» **AIM**: For the entries that follow, tally the lines holding the string "color". Give the total and nothing else.

(Lines of data)
---+---
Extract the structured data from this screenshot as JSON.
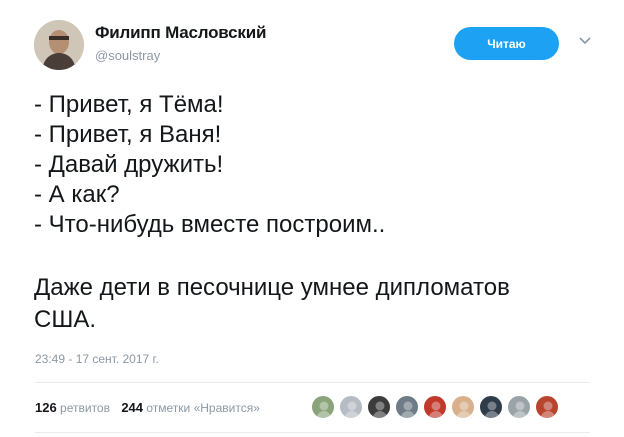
{
  "author": {
    "name": "Филипп Масловский",
    "handle": "@soulstray"
  },
  "follow_button": {
    "label": "Читаю",
    "color": "#1da1f2"
  },
  "tweet": {
    "lines": [
      "- Привет, я Тёма!",
      "- Привет, я Ваня!",
      "- Давай дружить!",
      "- А как?",
      "- Что-нибудь вместе построим.."
    ],
    "conclusion": [
      "Даже дети в песочнице умнее дипломатов",
      "США."
    ]
  },
  "timestamp": "23:49 - 17 сент. 2017 г.",
  "stats": {
    "retweets_count": "126",
    "retweets_label": "ретвитов",
    "likes_count": "244",
    "likes_label": "отметки «Нравится»"
  },
  "likers": [
    {
      "icon": "liker-avatar",
      "color": "#8aa37a"
    },
    {
      "icon": "default-avatar",
      "color": "#b5bcc4"
    },
    {
      "icon": "liker-avatar",
      "color": "#3c3c3c"
    },
    {
      "icon": "liker-avatar",
      "color": "#6f7b86"
    },
    {
      "icon": "liker-avatar",
      "color": "#c0392b"
    },
    {
      "icon": "liker-avatar",
      "color": "#d9b08c"
    },
    {
      "icon": "liker-avatar",
      "color": "#2f3d4a"
    },
    {
      "icon": "liker-avatar",
      "color": "#9aa3a8"
    },
    {
      "icon": "liker-avatar",
      "color": "#b8442e"
    }
  ]
}
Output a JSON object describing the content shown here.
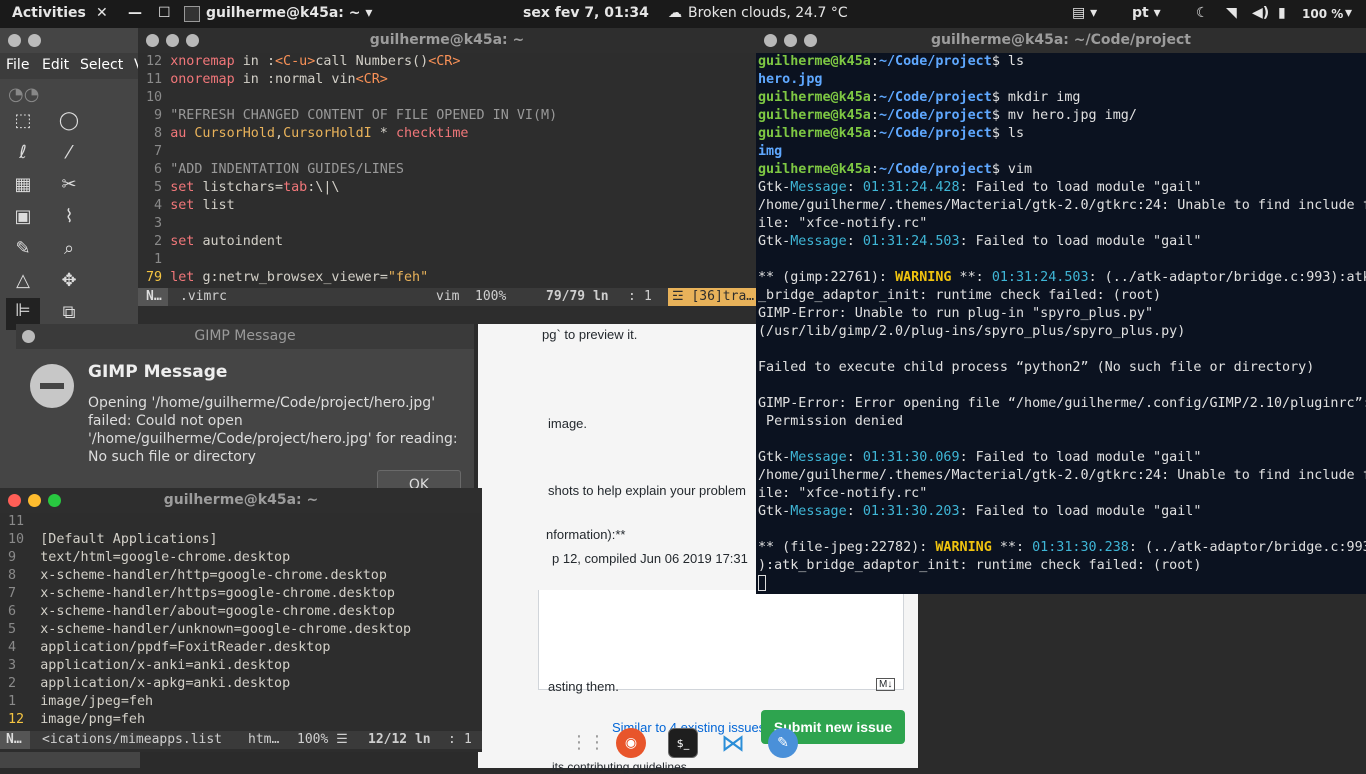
{
  "topbar": {
    "activities": "Activities",
    "terminal_app": "guilherme@k45a: ~",
    "clock": "sex fev  7, 01:34",
    "weather": "Broken clouds, 24.7 °C",
    "lang": "pt",
    "battery": "100 %"
  },
  "gimp_bg": {
    "menu": [
      "File",
      "Edit",
      "Select",
      "V"
    ]
  },
  "vim_top": {
    "title": "guilherme@k45a: ~",
    "lines": [
      {
        "n": "12",
        "parts": [
          {
            "t": "xnoremap ",
            "c": "kw"
          },
          {
            "t": "in ",
            "c": ""
          },
          {
            "t": ":",
            "c": ""
          },
          {
            "t": "<C-u>",
            "c": "orange"
          },
          {
            "t": "call Numbers()",
            "c": ""
          },
          {
            "t": "<CR>",
            "c": "orange"
          }
        ]
      },
      {
        "n": "11",
        "parts": [
          {
            "t": "onoremap ",
            "c": "kw"
          },
          {
            "t": "in ",
            "c": ""
          },
          {
            "t": ":normal vin",
            "c": ""
          },
          {
            "t": "<CR>",
            "c": "orange"
          }
        ]
      },
      {
        "n": "10",
        "parts": []
      },
      {
        "n": "9",
        "parts": [
          {
            "t": "\"REFRESH CHANGED CONTENT OF FILE OPENED IN VI(M)",
            "c": "cm"
          }
        ]
      },
      {
        "n": "8",
        "parts": [
          {
            "t": "au ",
            "c": "kw"
          },
          {
            "t": "CursorHold",
            "c": "str"
          },
          {
            "t": ",",
            "c": ""
          },
          {
            "t": "CursorHoldI",
            "c": "str"
          },
          {
            "t": " * ",
            "c": ""
          },
          {
            "t": "checktime",
            "c": "kw"
          }
        ]
      },
      {
        "n": "7",
        "parts": []
      },
      {
        "n": "6",
        "parts": [
          {
            "t": "\"ADD INDENTATION GUIDES/LINES",
            "c": "cm"
          }
        ]
      },
      {
        "n": "5",
        "parts": [
          {
            "t": "set ",
            "c": "kw"
          },
          {
            "t": "listchars",
            "c": ""
          },
          {
            "t": "=",
            "c": ""
          },
          {
            "t": "tab",
            "c": "kw"
          },
          {
            "t": ":\\|\\",
            "c": ""
          }
        ]
      },
      {
        "n": "4",
        "parts": [
          {
            "t": "set ",
            "c": "kw"
          },
          {
            "t": "list",
            "c": ""
          }
        ]
      },
      {
        "n": "3",
        "parts": []
      },
      {
        "n": "2",
        "parts": [
          {
            "t": "set ",
            "c": "kw"
          },
          {
            "t": "autoindent",
            "c": ""
          }
        ]
      },
      {
        "n": "1",
        "parts": []
      },
      {
        "n": "79",
        "cur": true,
        "parts": [
          {
            "t": "let ",
            "c": "kw"
          },
          {
            "t": "g:netrw_browsex_viewer",
            "c": ""
          },
          {
            "t": "=",
            "c": ""
          },
          {
            "t": "\"feh\"",
            "c": "str"
          }
        ]
      }
    ],
    "status": {
      "mode": "N…",
      "file": ".vimrc",
      "ft": "vim",
      "pct": "100%",
      "pos": "79/79 ln",
      "col": "1",
      "extra": "☲ [36]tra…"
    }
  },
  "term_right": {
    "title": "guilherme@k45a: ~/Code/project",
    "lines": [
      [
        {
          "t": "guilherme@k45a",
          "c": "g"
        },
        {
          "t": ":",
          "c": ""
        },
        {
          "t": "~/Code/project",
          "c": "b"
        },
        {
          "t": "$ ls",
          "c": ""
        }
      ],
      [
        {
          "t": "hero.jpg",
          "c": "b"
        }
      ],
      [
        {
          "t": "guilherme@k45a",
          "c": "g"
        },
        {
          "t": ":",
          "c": ""
        },
        {
          "t": "~/Code/project",
          "c": "b"
        },
        {
          "t": "$ mkdir img",
          "c": ""
        }
      ],
      [
        {
          "t": "guilherme@k45a",
          "c": "g"
        },
        {
          "t": ":",
          "c": ""
        },
        {
          "t": "~/Code/project",
          "c": "b"
        },
        {
          "t": "$ mv hero.jpg img/",
          "c": ""
        }
      ],
      [
        {
          "t": "guilherme@k45a",
          "c": "g"
        },
        {
          "t": ":",
          "c": ""
        },
        {
          "t": "~/Code/project",
          "c": "b"
        },
        {
          "t": "$ ls",
          "c": ""
        }
      ],
      [
        {
          "t": "img",
          "c": "b"
        }
      ],
      [
        {
          "t": "guilherme@k45a",
          "c": "g"
        },
        {
          "t": ":",
          "c": ""
        },
        {
          "t": "~/Code/project",
          "c": "b"
        },
        {
          "t": "$ vim",
          "c": ""
        }
      ],
      [
        {
          "t": "Gtk-",
          "c": ""
        },
        {
          "t": "Message",
          "c": "c"
        },
        {
          "t": ": ",
          "c": ""
        },
        {
          "t": "01:31:24.428",
          "c": "c"
        },
        {
          "t": ": Failed to load module \"gail\"",
          "c": ""
        }
      ],
      [
        {
          "t": "/home/guilherme/.themes/Macterial/gtk-2.0/gtkrc:24: Unable to find include f",
          "c": ""
        }
      ],
      [
        {
          "t": "ile: \"xfce-notify.rc\"",
          "c": ""
        }
      ],
      [
        {
          "t": "Gtk-",
          "c": ""
        },
        {
          "t": "Message",
          "c": "c"
        },
        {
          "t": ": ",
          "c": ""
        },
        {
          "t": "01:31:24.503",
          "c": "c"
        },
        {
          "t": ": Failed to load module \"gail\"",
          "c": ""
        }
      ],
      [],
      [
        {
          "t": "** (gimp:22761): ",
          "c": ""
        },
        {
          "t": "WARNING",
          "c": "y"
        },
        {
          "t": " **: ",
          "c": ""
        },
        {
          "t": "01:31:24.503",
          "c": "c"
        },
        {
          "t": ": (../atk-adaptor/bridge.c:993):atk",
          "c": ""
        }
      ],
      [
        {
          "t": "_bridge_adaptor_init: runtime check failed: (root)",
          "c": ""
        }
      ],
      [
        {
          "t": "GIMP-Error: Unable to run plug-in \"spyro_plus.py\"",
          "c": ""
        }
      ],
      [
        {
          "t": "(/usr/lib/gimp/2.0/plug-ins/spyro_plus/spyro_plus.py)",
          "c": ""
        }
      ],
      [],
      [
        {
          "t": "Failed to execute child process “python2” (No such file or directory)",
          "c": ""
        }
      ],
      [],
      [
        {
          "t": "GIMP-Error: Error opening file “/home/guilherme/.config/GIMP/2.10/pluginrc”:",
          "c": ""
        }
      ],
      [
        {
          "t": " Permission denied",
          "c": ""
        }
      ],
      [],
      [
        {
          "t": "Gtk-",
          "c": ""
        },
        {
          "t": "Message",
          "c": "c"
        },
        {
          "t": ": ",
          "c": ""
        },
        {
          "t": "01:31:30.069",
          "c": "c"
        },
        {
          "t": ": Failed to load module \"gail\"",
          "c": ""
        }
      ],
      [
        {
          "t": "/home/guilherme/.themes/Macterial/gtk-2.0/gtkrc:24: Unable to find include f",
          "c": ""
        }
      ],
      [
        {
          "t": "ile: \"xfce-notify.rc\"",
          "c": ""
        }
      ],
      [
        {
          "t": "Gtk-",
          "c": ""
        },
        {
          "t": "Message",
          "c": "c"
        },
        {
          "t": ": ",
          "c": ""
        },
        {
          "t": "01:31:30.203",
          "c": "c"
        },
        {
          "t": ": Failed to load module \"gail\"",
          "c": ""
        }
      ],
      [],
      [
        {
          "t": "** (file-jpeg:22782): ",
          "c": ""
        },
        {
          "t": "WARNING",
          "c": "y"
        },
        {
          "t": " **: ",
          "c": ""
        },
        {
          "t": "01:31:30.238",
          "c": "c"
        },
        {
          "t": ": (../atk-adaptor/bridge.c:993",
          "c": ""
        }
      ],
      [
        {
          "t": "):atk_bridge_adaptor_init: runtime check failed: (root)",
          "c": ""
        }
      ]
    ]
  },
  "gimp_msg": {
    "window_title": "GIMP Message",
    "heading": "GIMP Message",
    "body": "Opening '/home/guilherme/Code/project/hero.jpg' failed: Could not open '/home/guilherme/Code/project/hero.jpg' for reading: No such file or directory",
    "ok": "OK"
  },
  "vim_bottom": {
    "title": "guilherme@k45a: ~",
    "lines": [
      {
        "n": "11",
        "text": ""
      },
      {
        "n": "10",
        "text": "[Default Applications]"
      },
      {
        "n": "9",
        "text": "text/html=google-chrome.desktop"
      },
      {
        "n": "8",
        "text": "x-scheme-handler/http=google-chrome.desktop"
      },
      {
        "n": "7",
        "text": "x-scheme-handler/https=google-chrome.desktop"
      },
      {
        "n": "6",
        "text": "x-scheme-handler/about=google-chrome.desktop"
      },
      {
        "n": "5",
        "text": "x-scheme-handler/unknown=google-chrome.desktop"
      },
      {
        "n": "4",
        "text": "application/ppdf=FoxitReader.desktop"
      },
      {
        "n": "3",
        "text": "application/x-anki=anki.desktop"
      },
      {
        "n": "2",
        "text": "application/x-apkg=anki.desktop"
      },
      {
        "n": "1",
        "text": "image/jpeg=feh"
      },
      {
        "n": "12",
        "text": "image/png=feh",
        "cur": true
      }
    ],
    "status": {
      "mode": "N…",
      "file": "<ications/mimeapps.list",
      "ft": "htm…",
      "pct": "100% ☰",
      "pos": "12/12 ln",
      "col": "1"
    }
  },
  "browser": {
    "t1": "pg` to preview it.",
    "t2": "image.",
    "t3": "shots to help explain your problem",
    "t4": "nformation):**",
    "t5": "p 12, compiled Jun 06 2019 17:31",
    "t6": "asting them.",
    "md": "M↓",
    "similar": "Similar to 4 existing issues",
    "submit": "Submit new issue",
    "footer": "its contributing guidelines"
  }
}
---+---
» **FINAL RESULT**: 10